>> START Data entries

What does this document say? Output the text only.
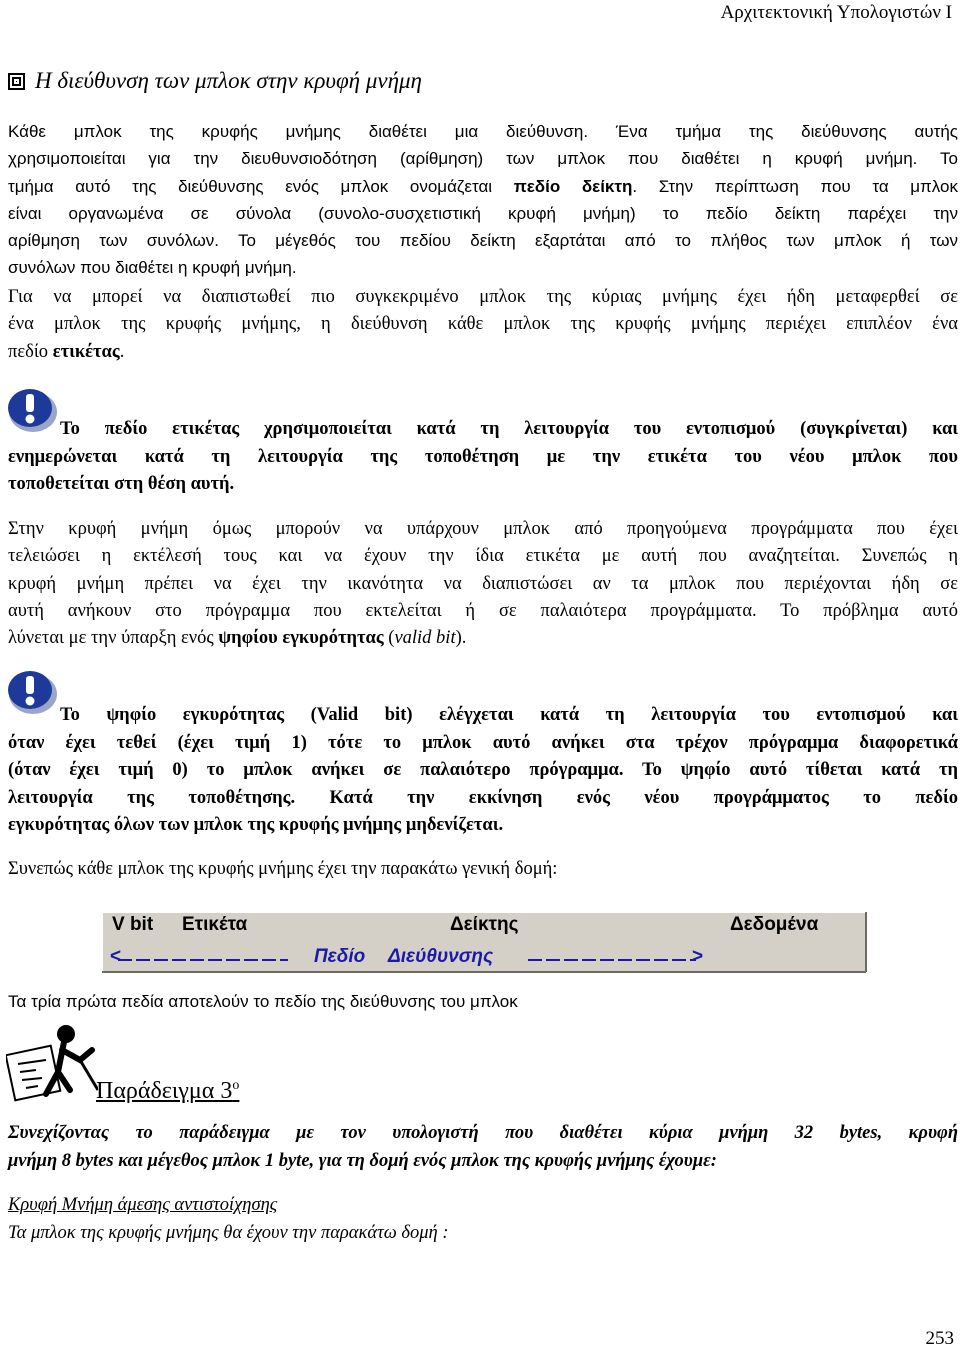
Αρχιτεκτονική Υπολογιστών Ι
Η διεύθυνση των μπλοκ στην κρυφή μνήμη
Κάθε μπλοκ της κρυφής μνήμης διαθέτει μια διεύθυνση. Ένα τμήμα της διεύθυνσης αυτής
χρησιμοποιείται για την διευθυνσιοδότηση (αρίθμηση) των μπλοκ που διαθέτει η κρυφή μνήμη. Το
τμήμα αυτό της διεύθυνσης ενός μπλοκ ονομάζεται πεδίο δείκτη. Στην περίπτωση που τα μπλοκ
είναι οργανωμένα σε σύνολα (συνολο-συσχετιστική κρυφή μνήμη) το πεδίο δείκτη παρέχει την
αρίθμηση των συνόλων. Το μέγεθός του πεδίου δείκτη εξαρτάται από το πλήθος των μπλοκ ή των
συνόλων που διαθέτει η κρυφή μνήμη.
Για να μπορεί να διαπιστωθεί πιο συγκεκριμένο μπλοκ της κύριας μνήμης έχει ήδη μεταφερθεί σε
ένα μπλοκ της κρυφής μνήμης, η διεύθυνση κάθε μπλοκ της κρυφής μνήμης περιέχει επιπλέον ένα
πεδίο ετικέτας.
Το πεδίο ετικέτας χρησιμοποιείται κατά τη λειτουργία του εντοπισμού (συγκρίνεται) και
ενημερώνεται κατά τη λειτουργία της τοποθέτηση με την ετικέτα του νέου μπλοκ που
τοποθετείται στη θέση αυτή.
Στην κρυφή μνήμη όμως μπορούν να υπάρχουν μπλοκ από προηγούμενα προγράμματα που έχει
τελειώσει η εκτέλεσή τους και να έχουν την ίδια ετικέτα με αυτή που αναζητείται. Συνεπώς η
κρυφή μνήμη πρέπει να έχει την ικανότητα να διαπιστώσει αν τα μπλοκ που περιέχονται ήδη σε
αυτή ανήκουν στο πρόγραμμα που εκτελείται ή σε παλαιότερα προγράμματα. Το πρόβλημα αυτό
λύνεται με την ύπαρξη ενός ψηφίου εγκυρότητας (valid bit).
Το ψηφίο εγκυρότητας (Valid bit) ελέγχεται κατά τη λειτουργία του εντοπισμού και
όταν έχει τεθεί (έχει τιμή 1) τότε το μπλοκ αυτό ανήκει στα τρέχον πρόγραμμα διαφορετικά
(όταν έχει τιμή 0) το μπλοκ ανήκει σε παλαιότερο πρόγραμμα. Το ψηφίο αυτό τίθεται κατά τη
λειτουργία της τοποθέτησης. Κατά την εκκίνηση ενός νέου προγράμματος το πεδίο
εγκυρότητας όλων των μπλοκ της κρυφής μνήμης μηδενίζεται.
Συνεπώς κάθε μπλοκ της κρυφής μνήμης έχει την παρακάτω γενική δομή:
V bit Ετικέτα	Δείκτης	Δεδομένα
<	Πεδίο Διεύθυνσης	>
Τα τρία πρώτα πεδία αποτελούν το πεδίο της διεύθυνσης του μπλοκ
Παράδειγμα $3^o$
Συνεχίζοντας το παράδειγμα με τον υπολογιστή που διαθέτει κύρια μνήμη 32 bytes, κρυφή
μνήμη 8 bytes και μέγεθος μπλοκ 1 byte, για τη δομή ενός μπλοκ της κρυφής μνήμης έχουμε:
Κρυφή Μνήμη άμεσης αντιστοίχησης
Τα μπλοκ της κρυφής μνήμης θα έχουν την παρακάτω δομή :
253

>> END Data entries

§ **The task**
Pull out all lines containing the word "δομή" from the entries above.

§ **Answer for the task**
Συνεπώς κάθε μπλοκ της κρυφής μνήμης έχει την παρακάτω γενική δομή:
μνήμη 8 bytes και μέγεθος μπλοκ 1 byte, για τη δομή ενός μπλοκ της κρυφής μνήμης έχουμε:
Τα μπλοκ της κρυφής μνήμης θα έχουν την παρακάτω δομή :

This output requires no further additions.